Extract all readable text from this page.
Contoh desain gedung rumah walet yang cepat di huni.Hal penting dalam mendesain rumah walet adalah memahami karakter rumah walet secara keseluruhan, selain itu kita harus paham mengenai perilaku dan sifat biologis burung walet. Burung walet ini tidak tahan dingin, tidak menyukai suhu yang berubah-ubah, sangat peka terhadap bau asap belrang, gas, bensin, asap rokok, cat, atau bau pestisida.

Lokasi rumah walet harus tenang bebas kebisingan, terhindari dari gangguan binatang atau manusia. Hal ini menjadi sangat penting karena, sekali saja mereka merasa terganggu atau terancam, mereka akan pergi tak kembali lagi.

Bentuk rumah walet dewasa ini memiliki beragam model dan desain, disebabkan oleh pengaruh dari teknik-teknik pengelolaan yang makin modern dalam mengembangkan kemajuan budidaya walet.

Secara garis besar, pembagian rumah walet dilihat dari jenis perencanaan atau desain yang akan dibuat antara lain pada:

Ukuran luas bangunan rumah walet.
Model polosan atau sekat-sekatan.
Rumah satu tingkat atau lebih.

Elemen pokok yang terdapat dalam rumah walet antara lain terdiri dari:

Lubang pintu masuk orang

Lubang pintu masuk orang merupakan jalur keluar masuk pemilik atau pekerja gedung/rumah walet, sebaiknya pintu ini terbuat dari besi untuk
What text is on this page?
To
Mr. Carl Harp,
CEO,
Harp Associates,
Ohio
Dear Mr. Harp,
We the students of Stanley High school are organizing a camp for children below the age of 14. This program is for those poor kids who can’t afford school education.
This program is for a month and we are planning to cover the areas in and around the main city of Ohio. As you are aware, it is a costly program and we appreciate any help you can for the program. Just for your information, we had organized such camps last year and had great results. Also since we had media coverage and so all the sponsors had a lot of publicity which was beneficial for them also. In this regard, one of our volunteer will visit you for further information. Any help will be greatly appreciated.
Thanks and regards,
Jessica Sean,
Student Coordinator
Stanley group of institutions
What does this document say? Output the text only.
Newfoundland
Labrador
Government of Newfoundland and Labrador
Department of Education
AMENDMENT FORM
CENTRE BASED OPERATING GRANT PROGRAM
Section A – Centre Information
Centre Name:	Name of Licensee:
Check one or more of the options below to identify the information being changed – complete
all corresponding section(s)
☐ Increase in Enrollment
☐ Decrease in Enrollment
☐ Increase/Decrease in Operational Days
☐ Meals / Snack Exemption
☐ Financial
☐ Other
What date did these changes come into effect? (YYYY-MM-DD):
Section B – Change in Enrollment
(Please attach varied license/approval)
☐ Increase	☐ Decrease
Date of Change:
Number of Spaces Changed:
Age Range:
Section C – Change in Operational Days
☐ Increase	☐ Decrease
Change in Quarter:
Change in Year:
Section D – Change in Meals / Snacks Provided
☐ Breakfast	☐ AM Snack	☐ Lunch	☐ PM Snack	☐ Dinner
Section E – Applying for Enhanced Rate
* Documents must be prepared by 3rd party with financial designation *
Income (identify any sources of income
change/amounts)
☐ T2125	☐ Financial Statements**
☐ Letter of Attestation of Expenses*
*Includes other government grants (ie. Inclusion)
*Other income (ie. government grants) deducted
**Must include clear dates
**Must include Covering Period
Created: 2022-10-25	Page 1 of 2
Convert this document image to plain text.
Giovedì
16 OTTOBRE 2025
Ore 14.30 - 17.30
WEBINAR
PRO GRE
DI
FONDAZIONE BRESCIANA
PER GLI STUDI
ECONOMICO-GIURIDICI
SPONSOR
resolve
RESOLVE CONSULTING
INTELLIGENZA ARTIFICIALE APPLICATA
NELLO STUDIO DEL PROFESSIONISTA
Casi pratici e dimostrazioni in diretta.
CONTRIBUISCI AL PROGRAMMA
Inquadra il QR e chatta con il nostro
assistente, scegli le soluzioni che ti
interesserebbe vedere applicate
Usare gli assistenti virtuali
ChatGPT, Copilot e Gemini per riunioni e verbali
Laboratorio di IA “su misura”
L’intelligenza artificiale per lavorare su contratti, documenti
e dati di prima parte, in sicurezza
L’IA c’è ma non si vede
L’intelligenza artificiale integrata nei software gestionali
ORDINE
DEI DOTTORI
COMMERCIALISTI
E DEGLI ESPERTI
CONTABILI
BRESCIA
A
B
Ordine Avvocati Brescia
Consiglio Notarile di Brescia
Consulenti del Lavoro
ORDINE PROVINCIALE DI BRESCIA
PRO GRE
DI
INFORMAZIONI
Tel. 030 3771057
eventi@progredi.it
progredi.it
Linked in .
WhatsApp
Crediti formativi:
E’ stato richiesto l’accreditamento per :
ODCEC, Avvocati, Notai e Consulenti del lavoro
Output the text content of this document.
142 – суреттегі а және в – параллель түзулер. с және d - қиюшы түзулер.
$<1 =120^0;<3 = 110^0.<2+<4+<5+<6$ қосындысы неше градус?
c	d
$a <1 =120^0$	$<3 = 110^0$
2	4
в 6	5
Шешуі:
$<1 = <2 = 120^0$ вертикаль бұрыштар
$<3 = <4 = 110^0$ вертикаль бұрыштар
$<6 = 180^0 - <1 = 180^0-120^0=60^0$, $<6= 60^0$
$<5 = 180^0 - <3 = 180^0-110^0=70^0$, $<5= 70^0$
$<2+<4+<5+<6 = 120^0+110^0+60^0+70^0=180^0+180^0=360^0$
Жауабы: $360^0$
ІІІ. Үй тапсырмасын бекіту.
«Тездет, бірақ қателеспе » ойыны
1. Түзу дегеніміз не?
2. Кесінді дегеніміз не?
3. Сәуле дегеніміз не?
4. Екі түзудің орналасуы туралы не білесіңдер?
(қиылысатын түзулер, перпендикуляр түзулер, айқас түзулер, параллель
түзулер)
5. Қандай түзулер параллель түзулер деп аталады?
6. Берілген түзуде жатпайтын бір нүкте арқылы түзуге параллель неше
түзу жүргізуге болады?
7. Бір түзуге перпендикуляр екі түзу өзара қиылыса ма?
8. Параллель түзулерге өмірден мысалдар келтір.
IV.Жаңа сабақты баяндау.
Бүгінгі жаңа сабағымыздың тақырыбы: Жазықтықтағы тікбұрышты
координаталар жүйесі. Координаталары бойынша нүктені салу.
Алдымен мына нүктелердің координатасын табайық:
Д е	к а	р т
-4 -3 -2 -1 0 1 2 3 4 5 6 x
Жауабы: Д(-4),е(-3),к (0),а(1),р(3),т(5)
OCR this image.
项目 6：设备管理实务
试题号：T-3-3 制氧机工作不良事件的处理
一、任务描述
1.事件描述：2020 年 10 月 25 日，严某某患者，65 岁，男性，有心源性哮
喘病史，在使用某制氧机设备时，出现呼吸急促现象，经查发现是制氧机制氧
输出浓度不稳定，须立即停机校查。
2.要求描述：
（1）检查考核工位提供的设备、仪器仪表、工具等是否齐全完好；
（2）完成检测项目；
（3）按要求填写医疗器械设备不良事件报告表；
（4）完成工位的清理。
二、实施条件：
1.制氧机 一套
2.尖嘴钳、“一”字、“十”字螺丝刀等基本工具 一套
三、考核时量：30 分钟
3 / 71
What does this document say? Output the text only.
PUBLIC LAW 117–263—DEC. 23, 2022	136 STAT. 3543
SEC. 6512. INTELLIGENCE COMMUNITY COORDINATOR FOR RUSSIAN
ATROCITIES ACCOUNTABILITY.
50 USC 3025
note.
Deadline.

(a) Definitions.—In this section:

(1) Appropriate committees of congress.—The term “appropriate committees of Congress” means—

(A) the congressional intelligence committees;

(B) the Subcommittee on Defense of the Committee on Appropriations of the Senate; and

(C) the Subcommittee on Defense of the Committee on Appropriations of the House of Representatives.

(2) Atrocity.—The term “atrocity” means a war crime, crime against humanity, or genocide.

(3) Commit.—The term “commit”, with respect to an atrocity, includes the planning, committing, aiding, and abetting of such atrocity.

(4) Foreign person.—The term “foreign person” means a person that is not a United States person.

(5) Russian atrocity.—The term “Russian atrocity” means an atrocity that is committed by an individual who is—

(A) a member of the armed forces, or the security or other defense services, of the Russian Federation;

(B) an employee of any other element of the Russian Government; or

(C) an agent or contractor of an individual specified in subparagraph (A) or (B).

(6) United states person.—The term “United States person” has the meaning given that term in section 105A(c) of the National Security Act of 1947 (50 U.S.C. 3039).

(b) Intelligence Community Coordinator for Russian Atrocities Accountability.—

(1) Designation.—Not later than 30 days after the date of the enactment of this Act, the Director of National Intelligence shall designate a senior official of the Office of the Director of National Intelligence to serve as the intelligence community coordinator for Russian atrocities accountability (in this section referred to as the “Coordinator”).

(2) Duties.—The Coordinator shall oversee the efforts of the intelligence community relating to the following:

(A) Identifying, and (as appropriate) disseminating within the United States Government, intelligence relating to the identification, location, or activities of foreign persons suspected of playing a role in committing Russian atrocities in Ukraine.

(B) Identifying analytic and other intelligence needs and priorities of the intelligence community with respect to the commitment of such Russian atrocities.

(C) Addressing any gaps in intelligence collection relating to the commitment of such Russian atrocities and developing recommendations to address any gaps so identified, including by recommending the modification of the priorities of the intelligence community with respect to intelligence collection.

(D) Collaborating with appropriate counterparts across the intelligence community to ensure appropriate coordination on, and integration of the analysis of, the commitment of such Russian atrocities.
· · · · · · ·
Aim: Count the lines that hold the string "Meals" and state that number alone.

Exercise answer: 2